##### Extracted data

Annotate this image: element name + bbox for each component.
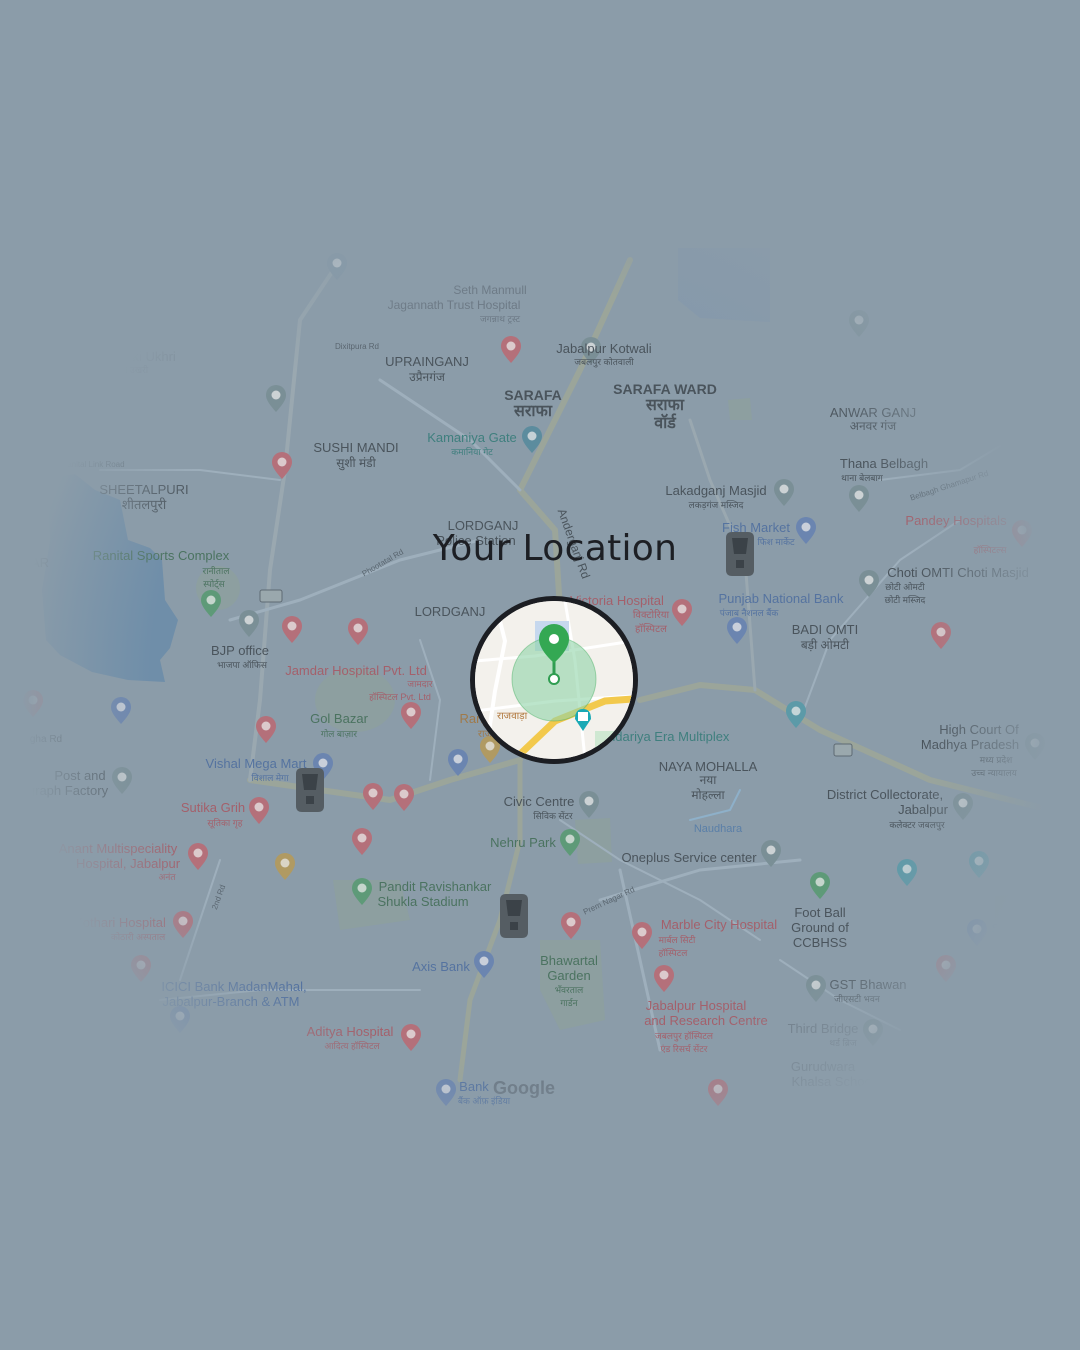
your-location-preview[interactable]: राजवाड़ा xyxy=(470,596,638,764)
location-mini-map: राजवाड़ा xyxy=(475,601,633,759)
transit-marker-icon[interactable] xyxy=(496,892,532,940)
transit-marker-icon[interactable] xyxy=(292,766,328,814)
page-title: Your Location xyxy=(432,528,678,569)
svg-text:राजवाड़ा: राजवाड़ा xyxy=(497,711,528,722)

##########

**Stated task**
Reproduce the data above, swapping "bbox" for "bounding box" and keeping everything else the same. Leave the pictures out of your answer.

**Exercise answer**
Annotate this image: element name + bounding box for each component.
your-location-preview[interactable]: राजवाड़ा xyxy=(470,596,638,764)
location-mini-map: राजवाड़ा xyxy=(475,601,633,759)
transit-marker-icon[interactable] xyxy=(496,892,532,940)
transit-marker-icon[interactable] xyxy=(292,766,328,814)
page-title: Your Location xyxy=(432,528,678,569)
svg-text:राजवाड़ा: राजवाड़ा xyxy=(497,711,528,722)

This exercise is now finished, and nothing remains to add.